Route information
- Maintained by AHTD

Section 1
- Length: 9.70 mi (15.61 km)
- West end: AR 9, Oxford
- East end: AR 289, Horseshoe Bend

Section 2
- Length: 12.65 mi (20.36 km)
- West end: US 167, Ash Flat
- East end: AR 58

Location
- Country: United States
- State: Arkansas
- Counties: Izard, Sharp

Highway system
- Arkansas Highway System; Interstate; US; State; Business; Spurs; Suffixed; Scenic; Heritage;
| ← AR 353 |  | → AR 355 |

= Arkansas Highway 354 =

State highway in Arkansas, United States

Arkansas Highway 354 is a designation for two east–west state highways in north Arkansas. The western segment of 9.70 mi runs from Highway 9 in Oxford to Horseshoe Bend. An eastern segment of 12.65 mi runs east from U.S. Route 167 in Ash Flat to Arkansas Highway 58.

• [DATASET CONTENT]:
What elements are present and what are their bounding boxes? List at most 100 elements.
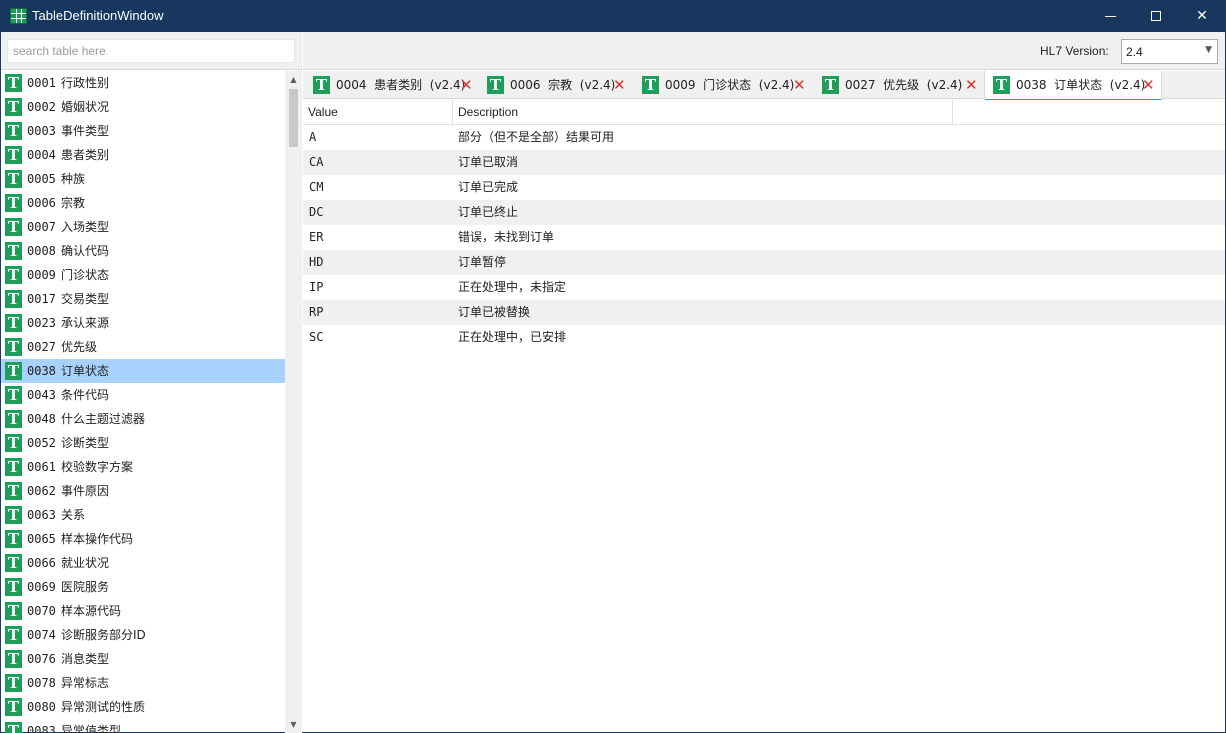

• [TASKS AND EXERCISES]:
**a)** Decide whether each statement below agrees with the article on Arkansas Highway 354, answering yes or no and quoting the deciding words of the article: (i) The western segment of the highway is longer than the eastern segment. (ii) The highway is maintained by AHTD. (iii) The highway runs through Izard and Sharp counties.
**b)** According to the article on Arkansas Highway 354, where does the western segment begin?
**c)** Proceed with the article on Arkansas Highway 354, writing on from its final sentence.

• [THE REPLIES]:
**a)**
(i) No: "The western segment of 9.70 mi" and "An eastern segment of 12.65 mi"
(ii) Yes: "Maintained by AHTD"
(iii) Yes: "Counties: Izard, Sharp"

**b)** At Highway 9 in Oxford.

**c)**
==Route description==
===Oxford to Horseshoe Bend===
The route begins at AR 9 in Oxford. The route runs east to Horseshoe Bend, where it terminates at AR 289. This segment of highway is named Cardinal Road, and passes through the unincorporated community of Wiseman.

===Ash Flat to Highway 58===
Highway 354 begins in Ash Flat at US 167, and runs east as Main Street. The route winds southeast through Center to meet Arkansas Highway 58, where it terminates. Highway 354 runs along the southern part of the Harold E. Alexander Wildlife Management Area.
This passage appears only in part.